_Exercise requirements_: Write out every entry word for word.

_Data shown_:
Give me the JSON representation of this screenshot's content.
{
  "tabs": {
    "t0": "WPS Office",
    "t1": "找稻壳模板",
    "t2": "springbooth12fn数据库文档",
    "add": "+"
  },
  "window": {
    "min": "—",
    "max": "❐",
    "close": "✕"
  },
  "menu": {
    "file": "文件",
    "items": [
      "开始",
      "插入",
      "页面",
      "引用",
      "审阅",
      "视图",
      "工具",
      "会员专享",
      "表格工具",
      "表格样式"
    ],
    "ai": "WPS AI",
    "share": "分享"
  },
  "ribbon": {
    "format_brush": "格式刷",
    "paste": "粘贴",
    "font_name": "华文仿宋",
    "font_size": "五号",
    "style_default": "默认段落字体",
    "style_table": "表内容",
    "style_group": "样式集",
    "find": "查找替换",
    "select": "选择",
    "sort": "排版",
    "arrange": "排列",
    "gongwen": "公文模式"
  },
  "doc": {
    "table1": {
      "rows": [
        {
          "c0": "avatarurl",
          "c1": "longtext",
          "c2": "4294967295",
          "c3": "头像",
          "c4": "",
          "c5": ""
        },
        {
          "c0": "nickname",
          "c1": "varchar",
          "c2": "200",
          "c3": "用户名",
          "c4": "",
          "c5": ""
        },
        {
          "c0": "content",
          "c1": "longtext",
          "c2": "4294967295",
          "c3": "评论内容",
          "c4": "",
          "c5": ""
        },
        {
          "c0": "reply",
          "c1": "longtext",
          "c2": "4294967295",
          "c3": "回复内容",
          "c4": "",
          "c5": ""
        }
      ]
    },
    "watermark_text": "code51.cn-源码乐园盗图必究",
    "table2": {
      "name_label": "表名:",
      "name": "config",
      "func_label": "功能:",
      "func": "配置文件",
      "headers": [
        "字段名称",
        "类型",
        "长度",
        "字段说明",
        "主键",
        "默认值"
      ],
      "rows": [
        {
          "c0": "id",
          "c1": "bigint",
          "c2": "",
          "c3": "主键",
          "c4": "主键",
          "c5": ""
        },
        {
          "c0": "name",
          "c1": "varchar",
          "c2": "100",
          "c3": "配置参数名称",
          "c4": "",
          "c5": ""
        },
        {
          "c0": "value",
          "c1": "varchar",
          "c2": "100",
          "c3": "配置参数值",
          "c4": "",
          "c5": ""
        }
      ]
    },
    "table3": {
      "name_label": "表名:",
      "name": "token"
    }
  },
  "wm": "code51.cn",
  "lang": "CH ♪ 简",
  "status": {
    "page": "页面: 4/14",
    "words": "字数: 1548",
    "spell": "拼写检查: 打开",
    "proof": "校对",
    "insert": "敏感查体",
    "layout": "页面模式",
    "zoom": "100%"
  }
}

_Answer to this exercise_:
Give me the JSON representation of this screenshot's content.
{
  "tabs": {
    "t0": "WPS Office",
    "t1": "找稻壳模板",
    "t2": "springbooth12fn数据库文档",
    "add": "+"
  },
  "window": {
    "min": "—",
    "max": "❐",
    "close": "✕"
  },
  "menu": {
    "file": "文件",
    "items": [
      "开始",
      "插入",
      "页面",
      "引用",
      "审阅",
      "视图",
      "工具",
      "会员专享",
      "表格工具",
      "表格样式"
    ],
    "ai": "WPS AI",
    "share": "分享"
  },
  "ribbon": {
    "format_brush": "格式刷",
    "paste": "粘贴",
    "font_name": "华文仿宋",
    "font_size": "五号",
    "style_default": "默认段落字体",
    "style_table": "表内容",
    "style_group": "样式集",
    "find": "查找替换",
    "select": "选择",
    "sort": "排版",
    "arrange": "排列",
    "gongwen": "公文模式"
  },
  "doc": {
    "table1": {
      "rows": [
        {
          "c0": "avatarurl",
          "c1": "longtext",
          "c2": "4294967295",
          "c3": "头像",
          "c4": "",
          "c5": ""
        },
        {
          "c0": "nickname",
          "c1": "varchar",
          "c2": "200",
          "c3": "用户名",
          "c4": "",
          "c5": ""
        },
        {
          "c0": "content",
          "c1": "longtext",
          "c2": "4294967295",
          "c3": "评论内容",
          "c4": "",
          "c5": ""
        },
        {
          "c0": "reply",
          "c1": "longtext",
          "c2": "4294967295",
          "c3": "回复内容",
          "c4": "",
          "c5": ""
        }
      ]
    },
    "watermark_text": "code51.cn-源码乐园盗图必究",
    "table2": {
      "name_label": "表名:",
      "name": "config",
      "func_label": "功能:",
      "func": "配置文件",
      "headers": [
        "字段名称",
        "类型",
        "长度",
        "字段说明",
        "主键",
        "默认值"
      ],
      "rows": [
        {
          "c0": "id",
          "c1": "bigint",
          "c2": "",
          "c3": "主键",
          "c4": "主键",
          "c5": ""
        },
        {
          "c0": "name",
          "c1": "varchar",
          "c2": "100",
          "c3": "配置参数名称",
          "c4": "",
          "c5": ""
        },
        {
          "c0": "value",
          "c1": "varchar",
          "c2": "100",
          "c3": "配置参数值",
          "c4": "",
          "c5": ""
        }
      ]
    },
    "table3": {
      "name_label": "表名:",
      "name": "token"
    }
  },
  "wm": "code51.cn",
  "lang": "CH ♪ 简",
  "status": {
    "page": "页面: 4/14",
    "words": "字数: 1548",
    "spell": "拼写检查: 打开",
    "proof": "校对",
    "insert": "敏感查体",
    "layout": "页面模式",
    "zoom": "100%"
  }
}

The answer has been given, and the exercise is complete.